===== Task input =====

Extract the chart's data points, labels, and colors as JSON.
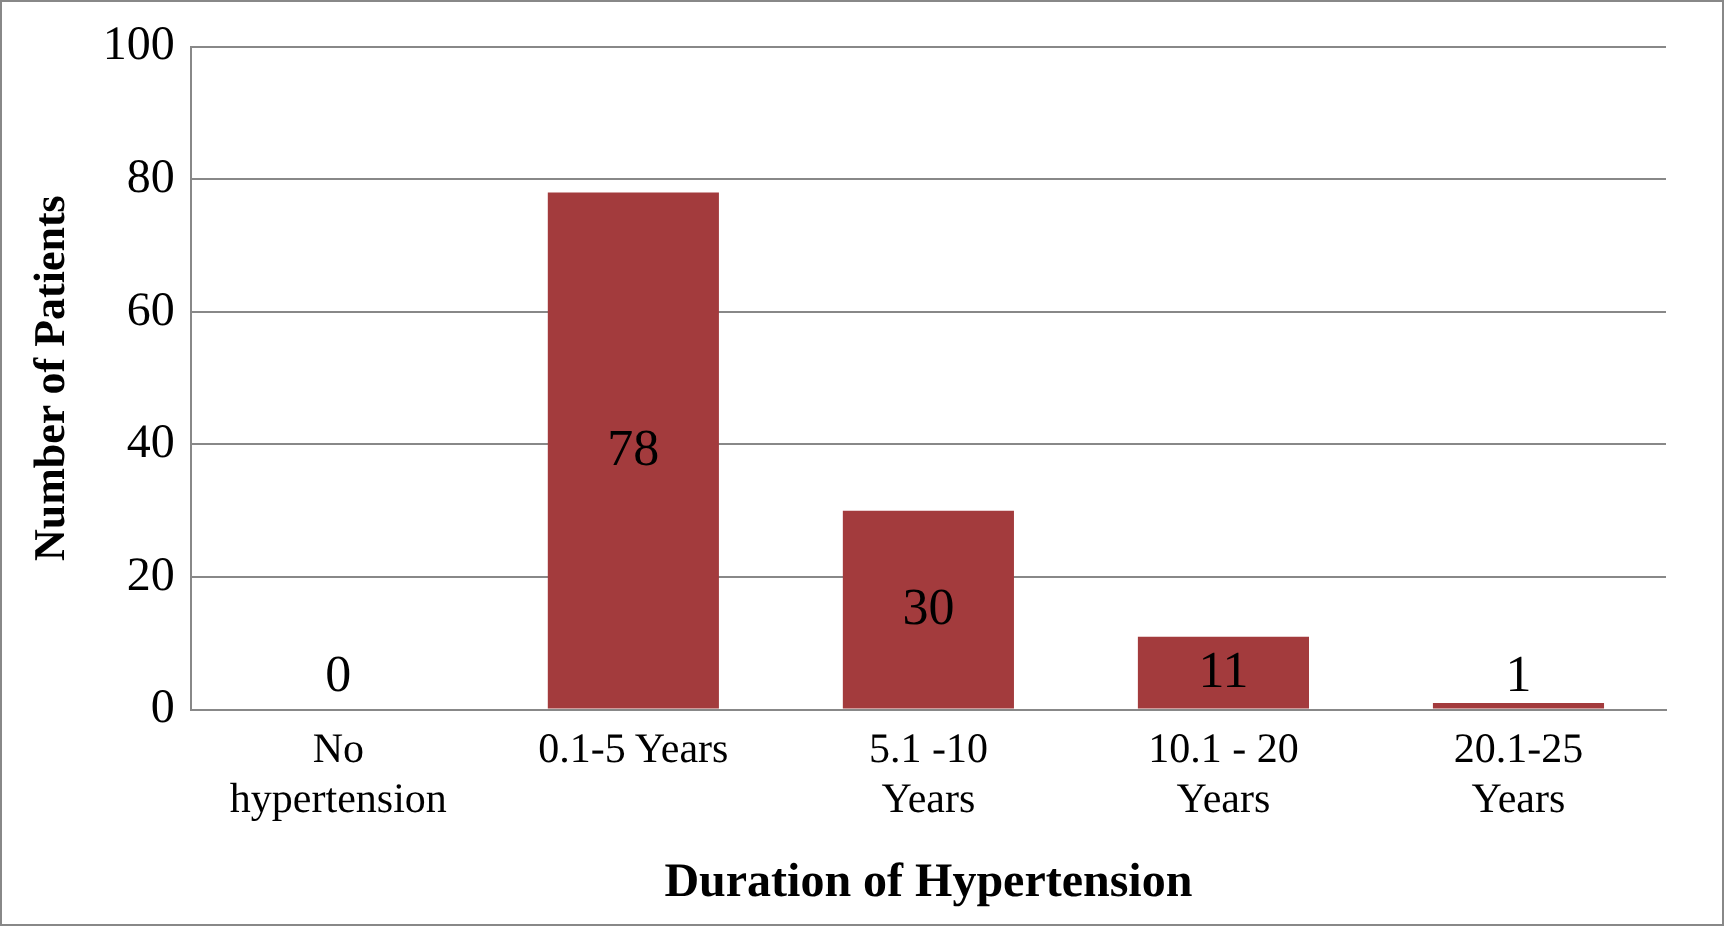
{
  "chart_data": {
    "type": "bar",
    "xlabel": "Duration of Hypertension",
    "ylabel": "Number of Patients",
    "categories": [
      "No hypertension",
      "0.1-5 Years",
      "5.1 -10 Years",
      "10.1 - 20 Years",
      "20.1-25 Years"
    ],
    "values": [
      0,
      78,
      30,
      11,
      1
    ],
    "color": "#a33b3d",
    "ylim": [
      0,
      100
    ],
    "yticks": [
      0,
      20,
      40,
      60,
      80,
      100
    ],
    "grid": "y",
    "data_labels": true,
    "legend": false
  }
}
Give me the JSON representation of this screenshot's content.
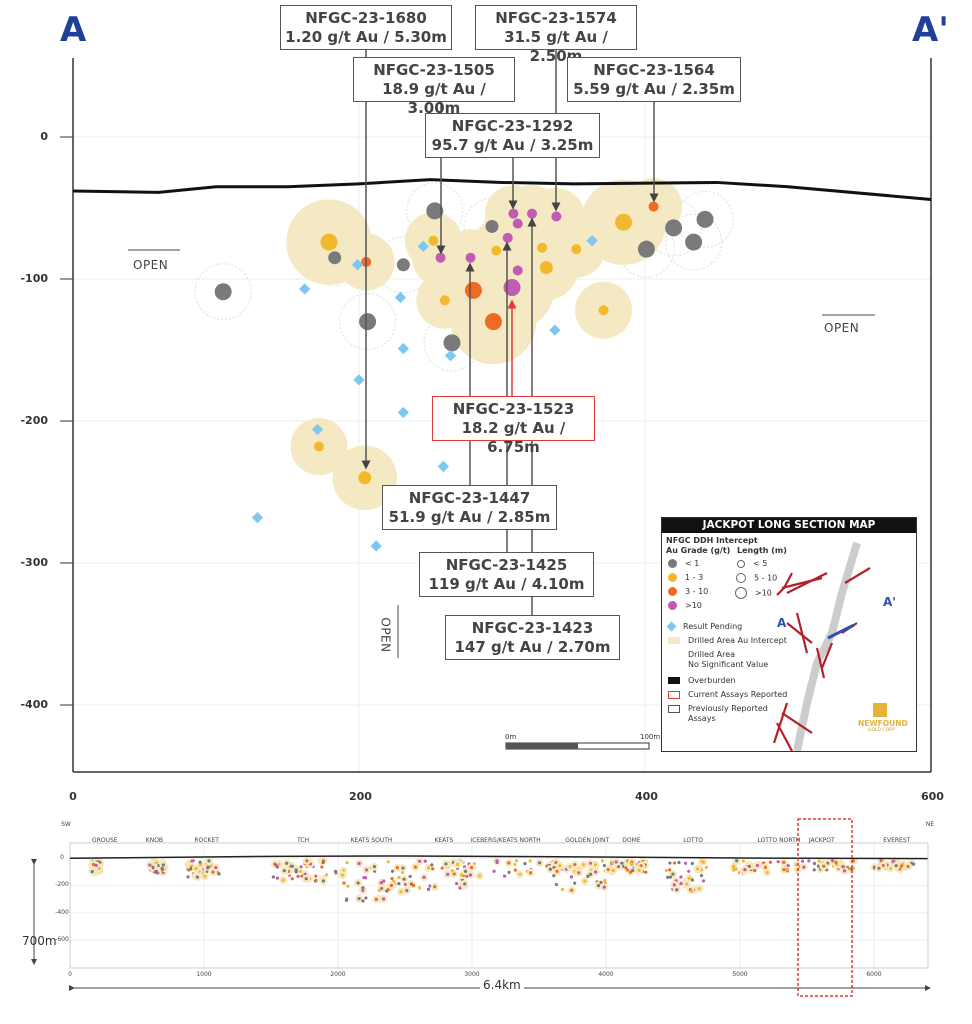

=====

• Task details: Please print the data above once more, exactly and without images.

• Answer box:
Extract the chart's data points, labels, and colors as JSON.
{
  "chart_data": {
    "type": "bar",
    "xlabel": "Duration of Hypertension",
    "ylabel": "Number of Patients",
    "categories": [
      "No hypertension",
      "0.1-5 Years",
      "5.1 -10 Years",
      "10.1 - 20 Years",
      "20.1-25 Years"
    ],
    "values": [
      0,
      78,
      30,
      11,
      1
    ],
    "color": "#a33b3d",
    "ylim": [
      0,
      100
    ],
    "yticks": [
      0,
      20,
      40,
      60,
      80,
      100
    ],
    "grid": "y",
    "data_labels": true,
    "legend": false
  }
}
Give me the JSON representation of this screenshot's content.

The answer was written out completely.